-------- Data for this exercise

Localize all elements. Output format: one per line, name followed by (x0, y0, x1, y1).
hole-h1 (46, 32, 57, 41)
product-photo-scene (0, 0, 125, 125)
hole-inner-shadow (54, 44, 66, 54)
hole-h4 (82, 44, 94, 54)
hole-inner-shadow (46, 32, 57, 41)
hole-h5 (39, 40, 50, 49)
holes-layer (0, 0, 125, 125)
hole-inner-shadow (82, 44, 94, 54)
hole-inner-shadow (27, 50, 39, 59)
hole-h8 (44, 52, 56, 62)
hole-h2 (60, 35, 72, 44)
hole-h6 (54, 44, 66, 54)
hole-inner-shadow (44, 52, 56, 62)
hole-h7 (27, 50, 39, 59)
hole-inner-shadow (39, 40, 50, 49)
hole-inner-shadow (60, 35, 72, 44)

----------------

What this task involves ▸ Render every line of the records above as a Markdown table with two columns, Row and Line. Number the rows in order and leave out any blank lines.

The reply ▸
| Row | Line |
|---|---|
| 1 | Localize all elements. Output format: one per line, name followed by (x0, y0, x1, y1). |
| 2 | hole-h1 (46, 32, 57, 41) |
| 3 | product-photo-scene (0, 0, 125, 125) |
| 4 | hole-inner-shadow (54, 44, 66, 54) |
| 5 | hole-h4 (82, 44, 94, 54) |
| 6 | hole-inner-shadow (46, 32, 57, 41) |
| 7 | hole-h5 (39, 40, 50, 49) |
| 8 | holes-layer (0, 0, 125, 125) |
| 9 | hole-inner-shadow (82, 44, 94, 54) |
| 10 | hole-inner-shadow (27, 50, 39, 59) |
| 11 | hole-h8 (44, 52, 56, 62) |
| 12 | hole-h2 (60, 35, 72, 44) |
| 13 | hole-h6 (54, 44, 66, 54) |
| 14 | hole-inner-shadow (44, 52, 56, 62) |
| 15 | hole-h7 (27, 50, 39, 59) |
| 16 | hole-inner-shadow (39, 40, 50, 49) |
| 17 | hole-inner-shadow (60, 35, 72, 44) |